Reprenez le passage sur les barèmes et l'acte de juger, en le prolongeant à partir de sa dernière phrase.

| SECTION DU DOCUMENT |
_____
41L’ensemble de ces résultats permet de mettre en évidence la faible capacité des barèmes à gommer toutes les sources d’iniquité, y compris les plus subjectives et les plus discutables mais aussi à atteindre les objectifs d’efficacité. En conséquence, même en présence de barèmes qui pourraient transformer l’interprétation juridique en simple acte de connaissance (celle-ci se limitant à appliquer une règle de calcul sur la base d’éléments préalablement recensés) où prévaudrait neutralité et impartialité, l’acte de juger paraît rester au moins en partie un acte de volonté, ce qui peut avoir des conséquences aussi bien en termes d’équité que d’efficacité. En d’autres termes, un juge rationnel au sens économique pourrait continuer de juger en vertu de ses préférences individuelles [27] tandis que les décisions des juges imparfaitement rationnels seraient toujours affectées par des biais cognitifs, seulement partiellement corrigés par le barème [28].
_____
| MATÉRIEL EXTRAIT |
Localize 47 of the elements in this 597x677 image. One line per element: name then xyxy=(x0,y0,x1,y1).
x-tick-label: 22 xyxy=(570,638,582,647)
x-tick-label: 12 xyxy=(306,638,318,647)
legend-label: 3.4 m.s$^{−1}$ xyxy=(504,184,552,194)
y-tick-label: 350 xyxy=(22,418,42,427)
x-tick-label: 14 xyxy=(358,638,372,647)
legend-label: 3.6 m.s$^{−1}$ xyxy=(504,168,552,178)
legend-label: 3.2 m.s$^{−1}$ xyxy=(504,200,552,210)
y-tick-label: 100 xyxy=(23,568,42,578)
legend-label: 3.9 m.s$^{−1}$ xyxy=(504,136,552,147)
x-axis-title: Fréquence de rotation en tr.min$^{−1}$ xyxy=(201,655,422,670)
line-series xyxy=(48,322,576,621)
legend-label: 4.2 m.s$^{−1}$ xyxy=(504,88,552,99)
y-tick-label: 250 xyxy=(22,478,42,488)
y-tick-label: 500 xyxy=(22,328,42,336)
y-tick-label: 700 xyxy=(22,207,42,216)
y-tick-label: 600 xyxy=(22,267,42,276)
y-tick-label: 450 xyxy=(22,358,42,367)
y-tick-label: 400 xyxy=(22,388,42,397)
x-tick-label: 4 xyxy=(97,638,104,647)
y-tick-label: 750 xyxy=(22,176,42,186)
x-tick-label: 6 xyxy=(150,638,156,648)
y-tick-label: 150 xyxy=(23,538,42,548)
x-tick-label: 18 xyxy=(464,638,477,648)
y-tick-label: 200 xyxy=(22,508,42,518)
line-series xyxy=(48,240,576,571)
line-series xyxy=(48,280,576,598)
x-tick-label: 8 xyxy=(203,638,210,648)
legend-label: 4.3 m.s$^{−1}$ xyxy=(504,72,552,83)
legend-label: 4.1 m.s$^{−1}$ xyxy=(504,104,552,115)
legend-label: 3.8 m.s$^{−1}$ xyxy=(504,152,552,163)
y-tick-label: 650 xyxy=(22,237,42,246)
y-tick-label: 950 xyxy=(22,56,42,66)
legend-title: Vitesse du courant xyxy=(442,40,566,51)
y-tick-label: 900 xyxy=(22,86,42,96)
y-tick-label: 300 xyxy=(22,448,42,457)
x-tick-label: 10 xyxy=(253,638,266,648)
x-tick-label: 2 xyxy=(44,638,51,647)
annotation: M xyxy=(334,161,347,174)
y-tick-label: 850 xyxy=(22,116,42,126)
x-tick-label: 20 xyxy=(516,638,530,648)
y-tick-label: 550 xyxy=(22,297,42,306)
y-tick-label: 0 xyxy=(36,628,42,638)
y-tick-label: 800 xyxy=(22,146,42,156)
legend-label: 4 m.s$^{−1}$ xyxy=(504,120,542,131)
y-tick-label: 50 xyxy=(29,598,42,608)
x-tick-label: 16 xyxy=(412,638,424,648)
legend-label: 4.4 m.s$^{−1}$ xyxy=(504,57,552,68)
_____
| RÉPONSE ATTENDUE |
5. Conclusion

42Depuis 2010, des barèmes ont fait leur apparition dans le paysage judiciaire français, tant en matière de pensions alimentaires pour enfants (mise en circulation par le Ministère de la Justice en 2010 de la table de référence indicative pour calculer une Contribution pour l’entretien et l’éducation de l’enfant) que plus récemment en matière prud’homale (ordonnance relative à la prévisibilité et la sécurisation des relations de travail du 22 septembre 2017). Dans d’autres domaines, leur éventuelle mise en place suscite des débats récurrents, notamment en matière de dommage corporel. Dans ce contexte de barémisation accrue de la justice, notre analyse a pour ambition d’étudier ce qui est commun à leur application, quel que soit le domaine du droit considéré, tout en admettant que chaque domaine a ses spécificités propres, justifiant parfois des freins, voire des oppositions, à leur mise en œuvre réglementaire (Sayn [2014]).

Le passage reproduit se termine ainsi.